**DATA SUPPLIED:**
===

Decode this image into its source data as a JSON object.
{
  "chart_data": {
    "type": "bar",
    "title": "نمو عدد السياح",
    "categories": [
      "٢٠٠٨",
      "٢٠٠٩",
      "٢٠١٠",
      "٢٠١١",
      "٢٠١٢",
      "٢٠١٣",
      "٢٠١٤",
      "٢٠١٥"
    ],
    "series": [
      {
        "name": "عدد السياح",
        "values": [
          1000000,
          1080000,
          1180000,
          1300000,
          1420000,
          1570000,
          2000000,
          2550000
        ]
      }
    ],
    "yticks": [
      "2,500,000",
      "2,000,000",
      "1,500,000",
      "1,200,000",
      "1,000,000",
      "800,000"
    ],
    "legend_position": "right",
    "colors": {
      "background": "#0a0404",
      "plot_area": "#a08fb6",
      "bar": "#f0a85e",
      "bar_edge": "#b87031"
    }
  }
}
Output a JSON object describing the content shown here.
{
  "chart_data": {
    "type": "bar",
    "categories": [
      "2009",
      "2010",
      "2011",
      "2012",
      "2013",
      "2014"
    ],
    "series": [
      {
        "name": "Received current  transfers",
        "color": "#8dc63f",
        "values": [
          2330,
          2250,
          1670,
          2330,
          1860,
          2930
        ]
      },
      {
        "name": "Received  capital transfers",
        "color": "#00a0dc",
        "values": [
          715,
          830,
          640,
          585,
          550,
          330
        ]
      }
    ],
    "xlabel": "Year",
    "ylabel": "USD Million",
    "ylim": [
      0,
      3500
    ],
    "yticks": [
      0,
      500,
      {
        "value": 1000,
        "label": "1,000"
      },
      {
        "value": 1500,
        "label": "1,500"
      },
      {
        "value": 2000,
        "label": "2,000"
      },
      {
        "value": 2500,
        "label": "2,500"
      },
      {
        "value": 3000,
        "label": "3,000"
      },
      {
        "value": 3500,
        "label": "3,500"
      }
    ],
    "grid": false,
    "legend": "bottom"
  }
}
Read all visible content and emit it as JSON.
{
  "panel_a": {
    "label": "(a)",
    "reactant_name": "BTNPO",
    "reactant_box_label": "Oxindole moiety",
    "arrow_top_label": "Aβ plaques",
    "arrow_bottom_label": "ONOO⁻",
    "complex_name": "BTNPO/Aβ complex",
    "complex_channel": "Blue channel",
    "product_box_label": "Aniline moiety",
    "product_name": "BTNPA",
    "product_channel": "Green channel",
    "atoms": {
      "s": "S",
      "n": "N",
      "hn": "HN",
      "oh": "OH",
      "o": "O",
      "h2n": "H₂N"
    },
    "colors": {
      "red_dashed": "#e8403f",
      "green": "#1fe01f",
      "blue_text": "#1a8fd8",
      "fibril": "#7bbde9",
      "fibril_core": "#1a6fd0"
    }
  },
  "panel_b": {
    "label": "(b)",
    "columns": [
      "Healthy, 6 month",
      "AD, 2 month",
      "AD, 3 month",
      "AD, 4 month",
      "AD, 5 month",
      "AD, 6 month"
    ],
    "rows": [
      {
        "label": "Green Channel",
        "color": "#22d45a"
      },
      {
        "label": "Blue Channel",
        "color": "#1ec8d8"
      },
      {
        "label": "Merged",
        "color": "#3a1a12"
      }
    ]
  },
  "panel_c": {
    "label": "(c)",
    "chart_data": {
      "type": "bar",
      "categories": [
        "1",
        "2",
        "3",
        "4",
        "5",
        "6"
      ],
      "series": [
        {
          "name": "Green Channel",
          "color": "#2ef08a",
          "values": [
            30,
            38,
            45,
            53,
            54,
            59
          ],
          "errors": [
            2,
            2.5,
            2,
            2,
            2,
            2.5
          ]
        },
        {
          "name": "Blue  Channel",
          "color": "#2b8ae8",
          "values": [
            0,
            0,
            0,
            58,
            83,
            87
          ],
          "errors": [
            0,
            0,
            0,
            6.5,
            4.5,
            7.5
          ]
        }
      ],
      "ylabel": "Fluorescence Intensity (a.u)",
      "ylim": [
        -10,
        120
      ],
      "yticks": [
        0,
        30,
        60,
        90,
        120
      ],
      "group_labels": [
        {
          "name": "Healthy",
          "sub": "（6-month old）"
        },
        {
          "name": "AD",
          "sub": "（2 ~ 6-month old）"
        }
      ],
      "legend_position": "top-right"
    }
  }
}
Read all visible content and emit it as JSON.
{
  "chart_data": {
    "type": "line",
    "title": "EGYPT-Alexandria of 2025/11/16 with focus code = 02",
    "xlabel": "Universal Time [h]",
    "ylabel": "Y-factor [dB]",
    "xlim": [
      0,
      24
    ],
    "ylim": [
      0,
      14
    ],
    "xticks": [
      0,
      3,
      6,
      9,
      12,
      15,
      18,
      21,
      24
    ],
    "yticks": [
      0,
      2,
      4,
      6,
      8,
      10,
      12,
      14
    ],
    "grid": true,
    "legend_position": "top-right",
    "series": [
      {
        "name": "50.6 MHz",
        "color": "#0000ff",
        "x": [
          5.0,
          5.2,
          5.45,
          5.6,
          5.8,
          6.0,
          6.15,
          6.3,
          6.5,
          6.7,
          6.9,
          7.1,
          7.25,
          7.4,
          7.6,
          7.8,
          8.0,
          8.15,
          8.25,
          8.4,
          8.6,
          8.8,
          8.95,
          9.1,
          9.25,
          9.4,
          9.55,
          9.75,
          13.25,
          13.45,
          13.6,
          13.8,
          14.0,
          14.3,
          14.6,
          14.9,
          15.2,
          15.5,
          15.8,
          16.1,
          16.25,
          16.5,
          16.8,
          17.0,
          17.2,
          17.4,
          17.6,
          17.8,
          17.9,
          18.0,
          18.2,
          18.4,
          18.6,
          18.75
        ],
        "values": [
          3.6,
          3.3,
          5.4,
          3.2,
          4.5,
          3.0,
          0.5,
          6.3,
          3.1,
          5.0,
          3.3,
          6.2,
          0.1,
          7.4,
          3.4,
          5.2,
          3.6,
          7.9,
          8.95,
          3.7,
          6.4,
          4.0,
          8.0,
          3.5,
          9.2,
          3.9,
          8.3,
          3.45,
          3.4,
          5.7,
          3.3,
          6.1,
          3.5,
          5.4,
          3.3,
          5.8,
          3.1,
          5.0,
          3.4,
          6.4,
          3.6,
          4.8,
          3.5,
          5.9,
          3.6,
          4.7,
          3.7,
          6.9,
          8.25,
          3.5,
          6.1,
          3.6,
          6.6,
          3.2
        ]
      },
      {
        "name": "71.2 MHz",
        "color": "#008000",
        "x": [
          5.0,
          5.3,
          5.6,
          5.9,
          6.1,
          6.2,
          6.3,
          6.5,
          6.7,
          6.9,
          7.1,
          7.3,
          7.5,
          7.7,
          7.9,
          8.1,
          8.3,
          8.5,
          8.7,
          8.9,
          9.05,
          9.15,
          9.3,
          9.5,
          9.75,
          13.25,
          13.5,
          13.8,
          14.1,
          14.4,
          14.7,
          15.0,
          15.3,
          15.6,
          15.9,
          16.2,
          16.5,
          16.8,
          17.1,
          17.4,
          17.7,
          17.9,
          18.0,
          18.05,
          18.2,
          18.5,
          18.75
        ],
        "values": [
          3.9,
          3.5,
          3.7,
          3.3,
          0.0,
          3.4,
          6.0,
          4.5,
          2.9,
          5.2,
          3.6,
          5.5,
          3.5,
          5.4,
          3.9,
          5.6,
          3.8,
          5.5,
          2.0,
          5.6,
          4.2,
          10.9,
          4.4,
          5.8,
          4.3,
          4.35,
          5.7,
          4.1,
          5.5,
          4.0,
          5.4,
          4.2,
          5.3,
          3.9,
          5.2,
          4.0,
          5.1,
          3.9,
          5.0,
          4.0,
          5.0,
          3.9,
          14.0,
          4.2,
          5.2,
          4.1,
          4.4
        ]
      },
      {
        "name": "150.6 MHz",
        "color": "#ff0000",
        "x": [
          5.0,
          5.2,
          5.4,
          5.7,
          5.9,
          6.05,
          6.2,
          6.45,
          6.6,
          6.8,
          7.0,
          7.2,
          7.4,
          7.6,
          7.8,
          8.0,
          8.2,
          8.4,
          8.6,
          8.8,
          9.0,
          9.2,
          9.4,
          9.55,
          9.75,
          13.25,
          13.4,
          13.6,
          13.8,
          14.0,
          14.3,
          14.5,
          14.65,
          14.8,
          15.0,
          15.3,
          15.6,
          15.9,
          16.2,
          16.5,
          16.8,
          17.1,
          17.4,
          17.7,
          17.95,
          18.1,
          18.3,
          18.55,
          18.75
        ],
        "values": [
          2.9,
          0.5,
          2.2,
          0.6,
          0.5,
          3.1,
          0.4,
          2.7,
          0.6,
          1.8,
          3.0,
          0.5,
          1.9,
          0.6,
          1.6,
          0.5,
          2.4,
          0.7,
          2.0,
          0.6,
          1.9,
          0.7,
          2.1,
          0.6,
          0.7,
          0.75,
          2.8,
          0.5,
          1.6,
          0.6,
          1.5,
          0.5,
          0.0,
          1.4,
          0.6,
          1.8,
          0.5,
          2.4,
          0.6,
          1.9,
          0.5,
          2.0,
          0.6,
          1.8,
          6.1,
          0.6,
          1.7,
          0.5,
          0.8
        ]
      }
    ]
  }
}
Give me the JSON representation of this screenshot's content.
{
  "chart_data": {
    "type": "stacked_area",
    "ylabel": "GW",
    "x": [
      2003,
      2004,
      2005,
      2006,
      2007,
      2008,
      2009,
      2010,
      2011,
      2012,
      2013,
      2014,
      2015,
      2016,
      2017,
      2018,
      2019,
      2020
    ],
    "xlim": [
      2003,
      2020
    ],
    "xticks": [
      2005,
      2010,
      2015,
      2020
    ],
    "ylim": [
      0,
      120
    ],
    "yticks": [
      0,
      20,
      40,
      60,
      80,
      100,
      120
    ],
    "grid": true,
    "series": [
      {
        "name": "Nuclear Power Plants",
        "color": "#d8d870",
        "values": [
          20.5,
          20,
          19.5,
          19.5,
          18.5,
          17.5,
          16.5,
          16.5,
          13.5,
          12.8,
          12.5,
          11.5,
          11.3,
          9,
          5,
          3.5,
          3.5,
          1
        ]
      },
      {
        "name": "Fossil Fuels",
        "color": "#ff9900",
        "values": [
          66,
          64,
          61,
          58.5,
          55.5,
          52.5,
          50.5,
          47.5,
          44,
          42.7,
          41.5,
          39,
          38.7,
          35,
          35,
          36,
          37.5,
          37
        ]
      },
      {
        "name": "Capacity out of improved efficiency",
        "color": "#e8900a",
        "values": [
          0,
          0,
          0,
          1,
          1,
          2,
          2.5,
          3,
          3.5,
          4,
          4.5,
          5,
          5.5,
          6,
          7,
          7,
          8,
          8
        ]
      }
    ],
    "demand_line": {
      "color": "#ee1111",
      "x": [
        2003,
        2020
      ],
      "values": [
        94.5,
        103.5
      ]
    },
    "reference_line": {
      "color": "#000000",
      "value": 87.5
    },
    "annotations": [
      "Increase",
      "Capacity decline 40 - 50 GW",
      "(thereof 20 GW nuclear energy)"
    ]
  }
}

===

**STATED GOAL:** From the data, collect all lines where the string "right" appears.

**COMPLETE RESPONSE:**
    "legend_position": "right",
      "legend_position": "top-right"
    "legend_position": "top-right",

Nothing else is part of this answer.